# [Problem requirements]
Extract every line that contains the string "grid".

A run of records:
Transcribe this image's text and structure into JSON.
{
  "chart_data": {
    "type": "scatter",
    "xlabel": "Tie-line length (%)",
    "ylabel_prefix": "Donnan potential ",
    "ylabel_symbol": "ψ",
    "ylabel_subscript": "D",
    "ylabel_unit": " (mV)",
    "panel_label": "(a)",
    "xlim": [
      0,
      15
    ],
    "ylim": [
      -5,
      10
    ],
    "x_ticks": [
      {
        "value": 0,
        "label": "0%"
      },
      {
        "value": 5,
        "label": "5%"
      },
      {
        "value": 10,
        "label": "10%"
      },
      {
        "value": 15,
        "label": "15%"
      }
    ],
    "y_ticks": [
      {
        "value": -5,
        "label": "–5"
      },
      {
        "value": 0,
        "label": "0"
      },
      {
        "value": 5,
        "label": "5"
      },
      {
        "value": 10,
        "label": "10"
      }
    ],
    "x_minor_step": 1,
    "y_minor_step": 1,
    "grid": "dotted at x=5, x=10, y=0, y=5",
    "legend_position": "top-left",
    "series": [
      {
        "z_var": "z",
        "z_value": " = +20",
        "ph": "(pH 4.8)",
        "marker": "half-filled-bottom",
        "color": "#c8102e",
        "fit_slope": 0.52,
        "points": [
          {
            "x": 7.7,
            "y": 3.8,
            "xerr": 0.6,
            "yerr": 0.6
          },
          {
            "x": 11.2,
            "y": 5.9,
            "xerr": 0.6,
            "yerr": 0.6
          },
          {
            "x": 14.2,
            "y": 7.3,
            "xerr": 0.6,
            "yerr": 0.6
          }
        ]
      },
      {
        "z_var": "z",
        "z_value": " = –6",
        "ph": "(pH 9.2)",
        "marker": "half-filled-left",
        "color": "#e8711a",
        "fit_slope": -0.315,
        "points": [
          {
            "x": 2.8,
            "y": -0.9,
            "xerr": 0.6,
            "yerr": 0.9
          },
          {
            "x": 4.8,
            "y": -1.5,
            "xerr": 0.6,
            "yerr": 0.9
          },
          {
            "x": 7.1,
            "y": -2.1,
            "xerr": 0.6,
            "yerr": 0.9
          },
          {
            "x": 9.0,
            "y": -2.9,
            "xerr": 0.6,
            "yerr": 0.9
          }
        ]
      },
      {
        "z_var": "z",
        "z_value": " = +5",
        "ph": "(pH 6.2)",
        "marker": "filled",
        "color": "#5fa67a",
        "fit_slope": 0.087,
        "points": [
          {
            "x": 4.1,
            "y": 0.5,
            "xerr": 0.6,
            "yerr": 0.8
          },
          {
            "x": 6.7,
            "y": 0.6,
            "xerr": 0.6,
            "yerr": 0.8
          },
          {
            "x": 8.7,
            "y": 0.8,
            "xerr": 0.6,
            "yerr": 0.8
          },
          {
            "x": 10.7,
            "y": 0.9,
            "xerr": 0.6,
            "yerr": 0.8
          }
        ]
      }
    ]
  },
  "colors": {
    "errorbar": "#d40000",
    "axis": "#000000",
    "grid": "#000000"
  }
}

# [Answer to the problem]
    "grid": "dotted at x=5, x=10, y=0, y=5",
    "grid": "#000000"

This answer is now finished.